## Texte:
Cependant on ne peut se contenter d’une critique globale du néo-libéralisme, car le succès de ses thèses vient de ce qu’elles mettent l’accent sur de réels problèmes. Dans notre pays le vent libéral et les excès de l’« étatisme à la fran-çaise » s’auto-aliment et le néo-libéralisme n’est fort que de la faiblesse de ceux qui s’y opposent, il occupe le vide lais-sé par les échecs et les impasses de ceux qui ont survalorisé l’État comme instrument du changement social. Dans cha-cun des arguments présentés par les thèses libérales il y a une part de vrai, et c’est le fait de refuser d’apporter des ré-ponses qui permet de présenter le libéralisme comme une alternative globale. Il faut donc accomplir deux tâches à la fois :

 une critique globale du néo-libéralisme dans toute sa complexité,
 une correction des excès de l’étatisme.

Ainsi il faut arrêter de considérer que l’action publique est vertueuse par nature et si l’on prend par exemple le cas de la régulation des grandes entreprises publiques, on peut dire que ce n’est pas un modèle à suivre. En effet la tradition française est celle de la "régulation entre-soi" : des ingénieurs polytechniciens des mines ou des ponts qui s’auto-régulent, les uns dans les ministères, les autres dans les entreprises publiques. Dans ces conditions les libéraux ont beau jeu de dénoncer la capture du régulateur par l’opérateur car la dissymétrie d’information entre l’un et l’autre est profonde. Dès lors comment être contre l’invitation de l’Europe de dissocier les fonctions de régulateur et d’opérateur.

Enregistrements du jeu de données:
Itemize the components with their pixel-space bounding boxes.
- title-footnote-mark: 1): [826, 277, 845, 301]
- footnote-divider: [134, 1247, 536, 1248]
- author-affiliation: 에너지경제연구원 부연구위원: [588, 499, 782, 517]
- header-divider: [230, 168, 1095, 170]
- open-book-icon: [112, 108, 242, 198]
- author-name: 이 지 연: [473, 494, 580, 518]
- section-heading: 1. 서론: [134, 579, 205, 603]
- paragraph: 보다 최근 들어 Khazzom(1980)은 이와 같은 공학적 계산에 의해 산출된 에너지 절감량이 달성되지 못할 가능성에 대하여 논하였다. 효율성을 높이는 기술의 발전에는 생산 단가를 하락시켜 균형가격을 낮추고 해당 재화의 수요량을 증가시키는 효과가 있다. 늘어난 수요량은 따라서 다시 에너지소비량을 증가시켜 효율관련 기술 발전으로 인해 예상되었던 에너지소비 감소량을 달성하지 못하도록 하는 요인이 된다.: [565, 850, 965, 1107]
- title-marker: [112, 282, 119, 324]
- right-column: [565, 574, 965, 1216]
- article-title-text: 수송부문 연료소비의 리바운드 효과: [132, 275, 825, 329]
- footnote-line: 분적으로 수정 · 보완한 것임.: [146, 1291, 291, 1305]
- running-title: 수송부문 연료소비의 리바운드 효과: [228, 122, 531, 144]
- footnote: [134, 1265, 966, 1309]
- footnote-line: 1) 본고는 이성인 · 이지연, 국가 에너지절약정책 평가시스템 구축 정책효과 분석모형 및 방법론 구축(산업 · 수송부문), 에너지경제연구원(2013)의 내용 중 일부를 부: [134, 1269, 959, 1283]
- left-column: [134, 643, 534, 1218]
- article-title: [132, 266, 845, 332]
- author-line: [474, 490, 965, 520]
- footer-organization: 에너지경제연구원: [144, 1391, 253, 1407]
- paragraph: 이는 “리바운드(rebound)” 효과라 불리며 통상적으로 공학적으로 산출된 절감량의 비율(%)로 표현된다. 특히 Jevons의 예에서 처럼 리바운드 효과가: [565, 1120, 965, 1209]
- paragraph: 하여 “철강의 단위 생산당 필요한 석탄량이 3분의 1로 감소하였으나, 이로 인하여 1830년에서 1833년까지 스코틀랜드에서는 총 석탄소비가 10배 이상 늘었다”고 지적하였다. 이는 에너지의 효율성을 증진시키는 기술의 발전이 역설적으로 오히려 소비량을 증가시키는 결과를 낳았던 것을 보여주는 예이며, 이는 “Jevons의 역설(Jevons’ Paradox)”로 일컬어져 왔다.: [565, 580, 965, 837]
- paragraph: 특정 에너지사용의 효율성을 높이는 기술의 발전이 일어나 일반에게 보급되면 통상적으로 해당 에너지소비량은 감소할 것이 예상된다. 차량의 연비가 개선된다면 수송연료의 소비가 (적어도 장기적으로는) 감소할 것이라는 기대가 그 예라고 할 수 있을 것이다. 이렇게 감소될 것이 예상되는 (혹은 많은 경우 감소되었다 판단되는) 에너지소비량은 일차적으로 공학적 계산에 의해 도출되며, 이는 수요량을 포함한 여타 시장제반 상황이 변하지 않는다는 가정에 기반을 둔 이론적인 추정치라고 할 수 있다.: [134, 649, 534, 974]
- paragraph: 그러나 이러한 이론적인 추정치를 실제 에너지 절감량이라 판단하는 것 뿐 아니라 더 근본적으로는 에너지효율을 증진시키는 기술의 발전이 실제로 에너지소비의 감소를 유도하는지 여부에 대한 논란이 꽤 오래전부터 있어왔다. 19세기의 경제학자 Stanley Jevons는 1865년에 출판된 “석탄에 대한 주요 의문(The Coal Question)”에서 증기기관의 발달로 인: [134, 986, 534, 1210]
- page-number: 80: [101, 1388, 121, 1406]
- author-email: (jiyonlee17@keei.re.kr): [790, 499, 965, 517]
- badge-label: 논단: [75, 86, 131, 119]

## Objectif:
D'après le texte, en quoi consiste la tradition française de régulation des grandes entreprises publiques ? La consultation de la liste n'est pas nécessaire.

## Solution:
C'est la « régulation entre-soi » : des ingénieurs polytechniciens des mines ou des ponts s'autorégulent, les uns dans les ministères, les autres dans les entreprises publiques.